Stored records
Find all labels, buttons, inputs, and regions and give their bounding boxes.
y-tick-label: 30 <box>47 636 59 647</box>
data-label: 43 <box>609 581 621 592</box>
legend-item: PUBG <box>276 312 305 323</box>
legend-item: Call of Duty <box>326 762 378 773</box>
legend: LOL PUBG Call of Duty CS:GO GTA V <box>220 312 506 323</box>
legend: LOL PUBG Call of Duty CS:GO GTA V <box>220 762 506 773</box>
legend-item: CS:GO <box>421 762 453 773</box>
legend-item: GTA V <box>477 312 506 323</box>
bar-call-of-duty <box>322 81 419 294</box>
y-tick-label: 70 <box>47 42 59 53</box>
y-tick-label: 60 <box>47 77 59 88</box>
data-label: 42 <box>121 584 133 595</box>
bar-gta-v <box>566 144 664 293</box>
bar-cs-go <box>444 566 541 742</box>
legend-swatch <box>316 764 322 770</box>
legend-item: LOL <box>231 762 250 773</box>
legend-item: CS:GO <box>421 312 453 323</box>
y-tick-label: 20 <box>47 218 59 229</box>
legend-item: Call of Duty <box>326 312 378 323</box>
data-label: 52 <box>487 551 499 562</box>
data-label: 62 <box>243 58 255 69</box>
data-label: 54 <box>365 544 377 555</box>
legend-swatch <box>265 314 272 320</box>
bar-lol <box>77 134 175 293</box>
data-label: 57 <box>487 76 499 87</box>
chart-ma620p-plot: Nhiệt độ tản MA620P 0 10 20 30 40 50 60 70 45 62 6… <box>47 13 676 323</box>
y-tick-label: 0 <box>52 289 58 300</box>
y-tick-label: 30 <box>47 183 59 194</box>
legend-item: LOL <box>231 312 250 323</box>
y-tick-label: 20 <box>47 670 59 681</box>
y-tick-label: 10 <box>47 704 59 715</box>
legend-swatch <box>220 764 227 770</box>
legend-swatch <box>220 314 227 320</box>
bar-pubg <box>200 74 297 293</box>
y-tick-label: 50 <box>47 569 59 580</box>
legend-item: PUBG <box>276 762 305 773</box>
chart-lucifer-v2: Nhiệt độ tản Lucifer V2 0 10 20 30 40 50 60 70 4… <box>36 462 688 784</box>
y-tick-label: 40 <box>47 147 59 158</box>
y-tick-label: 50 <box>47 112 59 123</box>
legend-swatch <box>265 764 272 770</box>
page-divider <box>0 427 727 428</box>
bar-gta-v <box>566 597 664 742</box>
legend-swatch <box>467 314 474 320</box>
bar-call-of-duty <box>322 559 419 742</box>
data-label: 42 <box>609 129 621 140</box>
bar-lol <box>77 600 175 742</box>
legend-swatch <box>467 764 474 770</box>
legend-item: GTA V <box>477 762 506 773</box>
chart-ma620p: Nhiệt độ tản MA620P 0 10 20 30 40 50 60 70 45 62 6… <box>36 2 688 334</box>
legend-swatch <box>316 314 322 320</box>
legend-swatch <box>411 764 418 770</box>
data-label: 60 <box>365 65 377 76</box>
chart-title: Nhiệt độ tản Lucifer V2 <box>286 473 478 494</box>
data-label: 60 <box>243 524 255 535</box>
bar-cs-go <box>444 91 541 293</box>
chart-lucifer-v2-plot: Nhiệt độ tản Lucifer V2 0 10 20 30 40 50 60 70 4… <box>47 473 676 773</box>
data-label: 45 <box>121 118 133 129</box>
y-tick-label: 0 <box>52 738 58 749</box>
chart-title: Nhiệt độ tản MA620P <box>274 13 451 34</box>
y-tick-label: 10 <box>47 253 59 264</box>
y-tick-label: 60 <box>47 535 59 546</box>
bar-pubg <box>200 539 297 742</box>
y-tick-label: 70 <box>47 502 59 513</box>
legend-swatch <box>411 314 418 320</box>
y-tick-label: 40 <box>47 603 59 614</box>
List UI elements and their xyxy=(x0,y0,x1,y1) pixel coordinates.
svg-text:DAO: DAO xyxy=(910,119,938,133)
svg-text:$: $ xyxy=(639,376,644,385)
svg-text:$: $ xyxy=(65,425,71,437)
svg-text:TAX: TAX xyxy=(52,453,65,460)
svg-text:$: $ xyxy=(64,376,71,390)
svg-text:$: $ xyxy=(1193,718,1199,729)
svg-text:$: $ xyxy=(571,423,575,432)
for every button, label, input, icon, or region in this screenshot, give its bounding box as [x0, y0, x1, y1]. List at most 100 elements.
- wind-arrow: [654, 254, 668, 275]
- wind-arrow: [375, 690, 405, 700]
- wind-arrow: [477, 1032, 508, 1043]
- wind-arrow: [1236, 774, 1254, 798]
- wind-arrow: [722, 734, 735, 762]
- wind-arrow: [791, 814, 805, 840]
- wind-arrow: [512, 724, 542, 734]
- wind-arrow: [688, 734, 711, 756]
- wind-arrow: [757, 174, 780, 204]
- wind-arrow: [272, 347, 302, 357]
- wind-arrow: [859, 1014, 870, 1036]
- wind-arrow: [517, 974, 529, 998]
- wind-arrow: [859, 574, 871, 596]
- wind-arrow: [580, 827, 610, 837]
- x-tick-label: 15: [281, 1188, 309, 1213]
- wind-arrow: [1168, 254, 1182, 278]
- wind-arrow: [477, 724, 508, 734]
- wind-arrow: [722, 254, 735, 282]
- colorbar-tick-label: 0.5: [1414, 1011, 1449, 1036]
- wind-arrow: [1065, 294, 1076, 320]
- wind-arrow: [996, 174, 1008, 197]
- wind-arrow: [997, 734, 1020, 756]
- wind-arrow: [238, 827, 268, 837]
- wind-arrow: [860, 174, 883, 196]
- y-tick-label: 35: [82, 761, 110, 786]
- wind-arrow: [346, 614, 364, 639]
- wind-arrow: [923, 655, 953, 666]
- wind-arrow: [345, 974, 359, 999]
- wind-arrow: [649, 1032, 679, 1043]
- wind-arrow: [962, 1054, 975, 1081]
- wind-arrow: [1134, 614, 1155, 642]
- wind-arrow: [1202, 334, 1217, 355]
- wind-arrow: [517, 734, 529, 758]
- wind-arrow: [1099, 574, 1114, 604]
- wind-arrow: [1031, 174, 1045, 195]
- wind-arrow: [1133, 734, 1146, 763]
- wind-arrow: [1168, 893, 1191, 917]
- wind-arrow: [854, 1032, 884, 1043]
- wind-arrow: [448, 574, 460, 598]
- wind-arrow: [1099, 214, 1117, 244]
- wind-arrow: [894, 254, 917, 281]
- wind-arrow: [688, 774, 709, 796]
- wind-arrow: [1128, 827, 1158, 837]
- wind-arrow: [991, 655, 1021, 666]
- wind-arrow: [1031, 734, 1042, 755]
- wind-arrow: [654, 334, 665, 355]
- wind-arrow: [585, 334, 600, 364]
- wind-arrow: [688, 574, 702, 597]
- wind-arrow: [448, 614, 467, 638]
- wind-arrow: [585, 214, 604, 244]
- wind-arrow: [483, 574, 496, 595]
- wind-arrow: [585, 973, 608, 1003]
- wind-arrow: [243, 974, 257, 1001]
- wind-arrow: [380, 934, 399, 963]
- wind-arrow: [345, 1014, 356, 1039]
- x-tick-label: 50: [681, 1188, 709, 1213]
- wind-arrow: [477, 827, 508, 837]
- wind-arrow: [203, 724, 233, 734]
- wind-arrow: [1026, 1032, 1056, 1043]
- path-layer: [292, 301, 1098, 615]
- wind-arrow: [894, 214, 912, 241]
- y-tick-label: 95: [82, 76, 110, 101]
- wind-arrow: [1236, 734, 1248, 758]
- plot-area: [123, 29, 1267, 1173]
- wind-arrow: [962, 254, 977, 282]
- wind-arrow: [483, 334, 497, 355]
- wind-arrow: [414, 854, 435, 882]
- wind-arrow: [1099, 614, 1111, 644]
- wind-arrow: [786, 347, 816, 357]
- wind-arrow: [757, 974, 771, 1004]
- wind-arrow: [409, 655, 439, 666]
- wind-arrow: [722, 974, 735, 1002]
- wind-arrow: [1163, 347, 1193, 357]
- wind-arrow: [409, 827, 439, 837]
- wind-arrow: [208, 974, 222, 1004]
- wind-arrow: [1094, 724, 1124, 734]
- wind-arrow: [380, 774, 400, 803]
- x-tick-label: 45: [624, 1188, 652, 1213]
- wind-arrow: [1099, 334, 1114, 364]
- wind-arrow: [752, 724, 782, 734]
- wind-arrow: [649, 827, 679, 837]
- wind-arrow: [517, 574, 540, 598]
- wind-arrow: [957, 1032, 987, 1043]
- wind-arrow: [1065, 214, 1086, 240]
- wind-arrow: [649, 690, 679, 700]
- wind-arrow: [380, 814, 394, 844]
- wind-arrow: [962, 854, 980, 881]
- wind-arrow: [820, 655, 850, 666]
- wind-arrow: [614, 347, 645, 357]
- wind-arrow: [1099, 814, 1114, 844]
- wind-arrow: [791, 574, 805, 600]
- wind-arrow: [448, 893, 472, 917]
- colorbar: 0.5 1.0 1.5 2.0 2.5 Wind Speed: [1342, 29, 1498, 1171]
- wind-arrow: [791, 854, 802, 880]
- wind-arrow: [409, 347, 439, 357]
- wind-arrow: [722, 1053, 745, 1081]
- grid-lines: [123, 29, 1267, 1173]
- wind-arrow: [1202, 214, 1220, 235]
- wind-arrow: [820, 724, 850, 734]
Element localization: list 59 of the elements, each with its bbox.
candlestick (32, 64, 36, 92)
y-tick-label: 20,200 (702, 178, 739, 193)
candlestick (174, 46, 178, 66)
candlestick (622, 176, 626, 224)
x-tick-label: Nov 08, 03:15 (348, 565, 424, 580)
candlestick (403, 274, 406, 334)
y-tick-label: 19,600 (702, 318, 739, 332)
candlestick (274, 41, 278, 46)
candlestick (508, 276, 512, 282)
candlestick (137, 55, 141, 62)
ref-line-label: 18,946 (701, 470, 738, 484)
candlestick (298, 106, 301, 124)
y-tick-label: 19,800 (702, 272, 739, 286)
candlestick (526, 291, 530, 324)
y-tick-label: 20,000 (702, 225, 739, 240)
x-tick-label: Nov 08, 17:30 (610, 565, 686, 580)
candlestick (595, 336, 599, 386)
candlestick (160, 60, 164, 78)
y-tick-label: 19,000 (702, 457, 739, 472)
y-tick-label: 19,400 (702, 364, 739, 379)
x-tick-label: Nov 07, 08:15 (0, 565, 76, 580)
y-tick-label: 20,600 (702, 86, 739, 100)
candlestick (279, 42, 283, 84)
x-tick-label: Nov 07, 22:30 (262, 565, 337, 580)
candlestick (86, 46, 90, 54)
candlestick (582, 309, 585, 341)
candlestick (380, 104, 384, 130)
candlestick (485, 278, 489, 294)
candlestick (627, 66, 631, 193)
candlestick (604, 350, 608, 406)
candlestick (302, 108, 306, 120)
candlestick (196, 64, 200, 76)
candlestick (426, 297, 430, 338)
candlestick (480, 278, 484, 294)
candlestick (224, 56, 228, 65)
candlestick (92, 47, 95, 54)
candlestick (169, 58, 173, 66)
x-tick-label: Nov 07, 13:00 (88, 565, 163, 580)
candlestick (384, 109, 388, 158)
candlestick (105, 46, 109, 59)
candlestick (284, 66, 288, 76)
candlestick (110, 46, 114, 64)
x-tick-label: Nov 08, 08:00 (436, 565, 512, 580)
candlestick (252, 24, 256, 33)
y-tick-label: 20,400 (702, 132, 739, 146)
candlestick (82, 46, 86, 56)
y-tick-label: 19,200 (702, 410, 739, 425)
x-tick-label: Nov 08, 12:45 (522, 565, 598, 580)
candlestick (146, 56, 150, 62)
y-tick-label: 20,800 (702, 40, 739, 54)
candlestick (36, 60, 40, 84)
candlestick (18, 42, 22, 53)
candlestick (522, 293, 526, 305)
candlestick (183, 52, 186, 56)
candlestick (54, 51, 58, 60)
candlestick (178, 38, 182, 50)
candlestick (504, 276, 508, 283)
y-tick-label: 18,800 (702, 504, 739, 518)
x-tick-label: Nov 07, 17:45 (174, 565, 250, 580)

→ **REQUIREMENTS**
Return the lines of the listing from its first line through the line containing "legend: LOL PUBG Call of Duty CS:GO GTA V <box>220 762", both included, copying each one unchanged.

→ **WRITTEN RESPONSE**
Find all labels, buttons, inputs, and regions and give their bounding boxes.
y-tick-label: 30 <box>47 636 59 647</box>
data-label: 43 <box>609 581 621 592</box>
legend-item: PUBG <box>276 312 305 323</box>
legend-item: Call of Duty <box>326 762 378 773</box>
legend: LOL PUBG Call of Duty CS:GO GTA V <box>220 312 506 323</box>
legend: LOL PUBG Call of Duty CS:GO GTA V <box>220 762 506 773</box>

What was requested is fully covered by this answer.